• [Problem to work on]:
Leave out the images and repeat the listing below without a single change.

(Items from a data source)
+++++

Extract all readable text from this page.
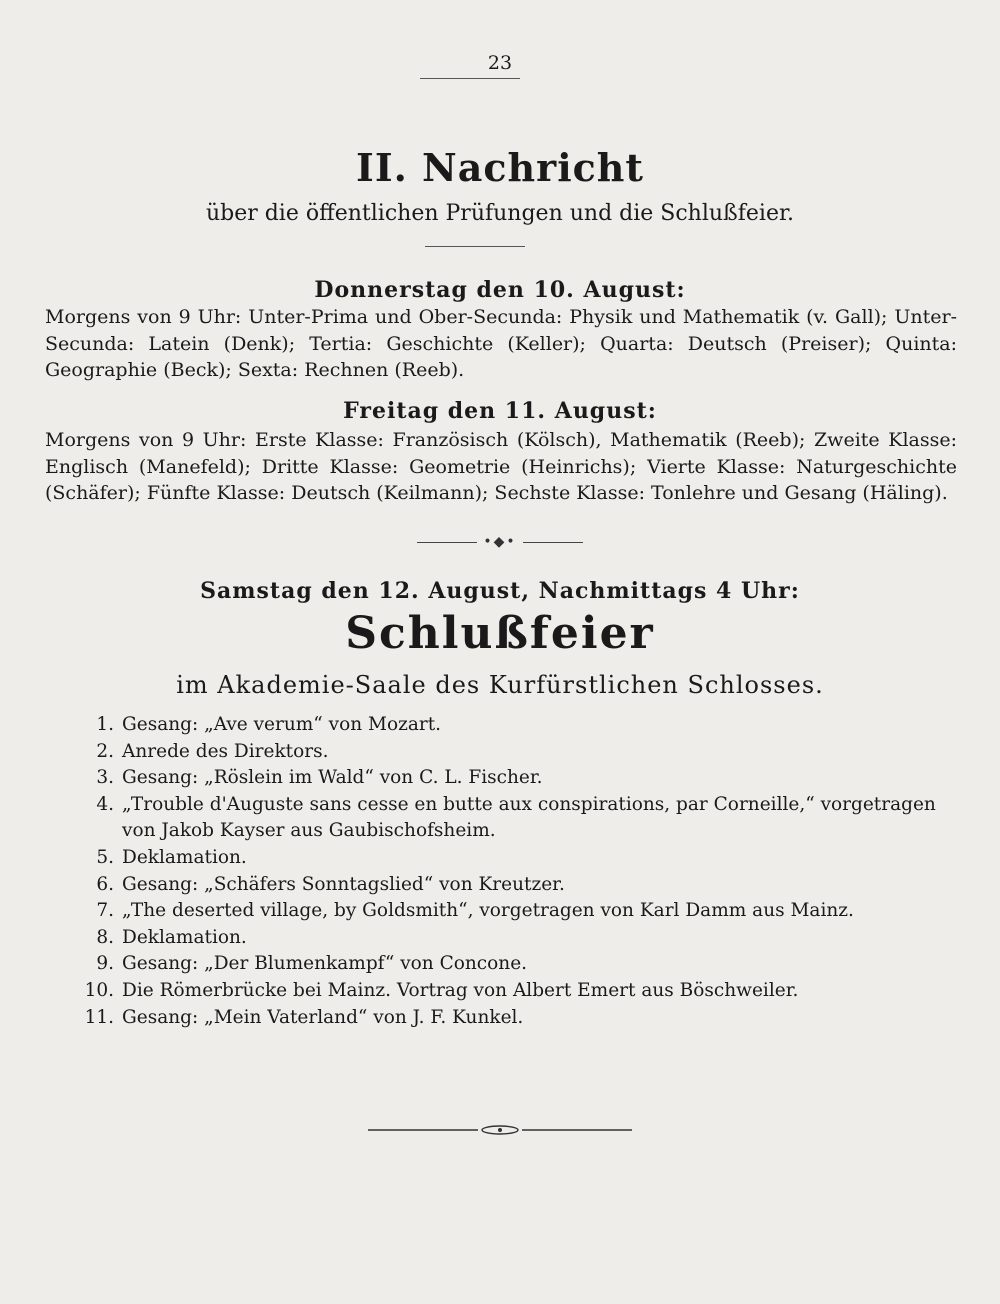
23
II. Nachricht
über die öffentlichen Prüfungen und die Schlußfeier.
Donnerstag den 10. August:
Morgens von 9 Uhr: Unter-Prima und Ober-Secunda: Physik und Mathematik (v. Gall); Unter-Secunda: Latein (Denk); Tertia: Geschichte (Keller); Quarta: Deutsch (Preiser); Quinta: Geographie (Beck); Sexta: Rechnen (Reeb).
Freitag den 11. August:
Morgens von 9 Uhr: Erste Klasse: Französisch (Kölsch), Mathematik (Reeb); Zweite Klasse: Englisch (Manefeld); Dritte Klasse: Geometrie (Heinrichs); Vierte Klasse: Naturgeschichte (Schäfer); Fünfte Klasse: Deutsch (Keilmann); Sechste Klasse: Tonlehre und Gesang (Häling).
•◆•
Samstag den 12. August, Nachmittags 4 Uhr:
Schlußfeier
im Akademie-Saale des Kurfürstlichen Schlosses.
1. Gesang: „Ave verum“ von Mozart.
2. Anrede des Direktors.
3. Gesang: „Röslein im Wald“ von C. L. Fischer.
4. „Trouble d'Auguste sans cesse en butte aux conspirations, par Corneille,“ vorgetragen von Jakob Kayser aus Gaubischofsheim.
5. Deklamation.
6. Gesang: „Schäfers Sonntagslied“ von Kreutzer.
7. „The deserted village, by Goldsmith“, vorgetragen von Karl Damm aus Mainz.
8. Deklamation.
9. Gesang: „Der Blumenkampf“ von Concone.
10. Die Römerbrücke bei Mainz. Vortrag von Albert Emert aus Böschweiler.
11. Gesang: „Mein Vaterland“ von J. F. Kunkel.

+++++

• [Answer to the exercise]:
Extract all readable text from this page.
23
II. Nachricht
über die öffentlichen Prüfungen und die Schlußfeier.
Donnerstag den 10. August:
Morgens von 9 Uhr: Unter-Prima und Ober-Secunda: Physik und Mathematik (v. Gall); Unter-Secunda: Latein (Denk); Tertia: Geschichte (Keller); Quarta: Deutsch (Preiser); Quinta: Geographie (Beck); Sexta: Rechnen (Reeb).
Freitag den 11. August:
Morgens von 9 Uhr: Erste Klasse: Französisch (Kölsch), Mathematik (Reeb); Zweite Klasse: Englisch (Manefeld); Dritte Klasse: Geometrie (Heinrichs); Vierte Klasse: Naturgeschichte (Schäfer); Fünfte Klasse: Deutsch (Keilmann); Sechste Klasse: Tonlehre und Gesang (Häling).
•◆•
Samstag den 12. August, Nachmittags 4 Uhr:
Schlußfeier
im Akademie-Saale des Kurfürstlichen Schlosses.
1. Gesang: „Ave verum“ von Mozart.
2. Anrede des Direktors.
3. Gesang: „Röslein im Wald“ von C. L. Fischer.
4. „Trouble d'Auguste sans cesse en butte aux conspirations, par Corneille,“ vorgetragen von Jakob Kayser aus Gaubischofsheim.
5. Deklamation.
6. Gesang: „Schäfers Sonntagslied“ von Kreutzer.
7. „The deserted village, by Goldsmith“, vorgetragen von Karl Damm aus Mainz.
8. Deklamation.
9. Gesang: „Der Blumenkampf“ von Concone.
10. Die Römerbrücke bei Mainz. Vortrag von Albert Emert aus Böschweiler.
11. Gesang: „Mein Vaterland“ von J. F. Kunkel.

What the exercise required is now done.